┏━━

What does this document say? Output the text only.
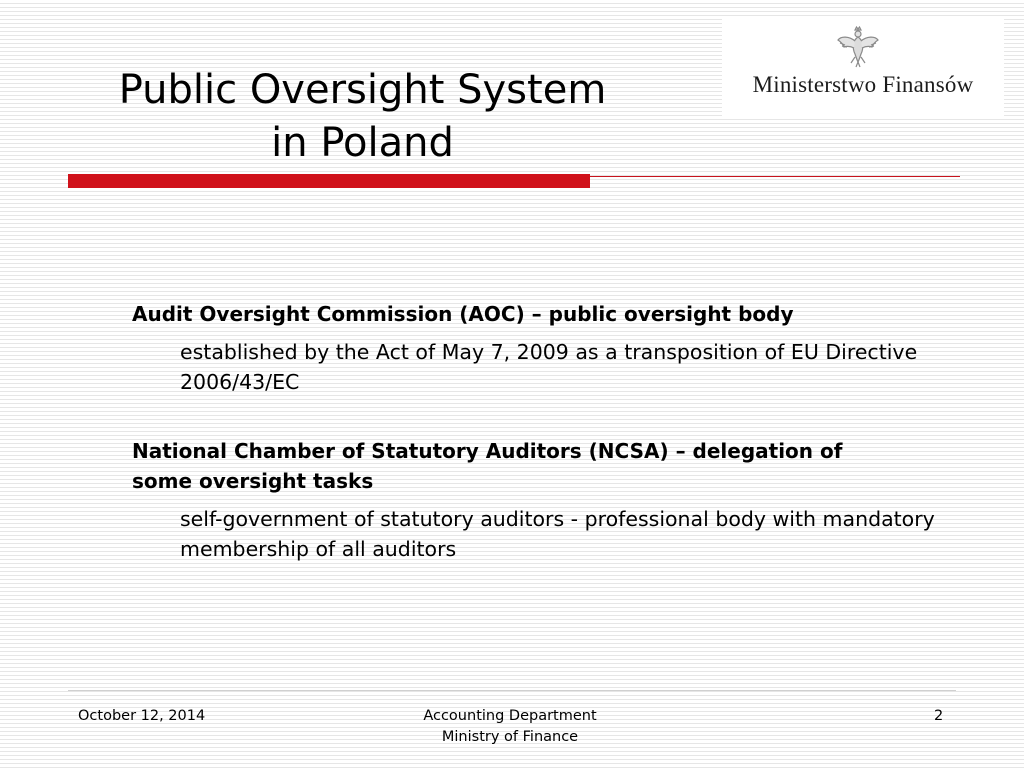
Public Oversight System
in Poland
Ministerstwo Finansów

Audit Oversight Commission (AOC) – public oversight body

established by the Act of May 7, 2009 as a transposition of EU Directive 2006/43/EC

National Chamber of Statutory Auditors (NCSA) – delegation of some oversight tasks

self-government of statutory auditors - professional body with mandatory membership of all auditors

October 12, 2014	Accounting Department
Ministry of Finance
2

┗━━

*EXERCISE DESCRIPTION*
Extract the full listing above verbatim; pictures are to be left out of the copy.

*WRITTEN SOLUTION*
What does this document say? Output the text only.
Public Oversight System
in Poland
Ministerstwo Finansów

Audit Oversight Commission (AOC) – public oversight body

established by the Act of May 7, 2009 as a transposition of EU Directive 2006/43/EC

National Chamber of Statutory Auditors (NCSA) – delegation of some oversight tasks

self-government of statutory auditors - professional body with mandatory membership of all auditors

October 12, 2014	Accounting Department
Ministry of Finance
2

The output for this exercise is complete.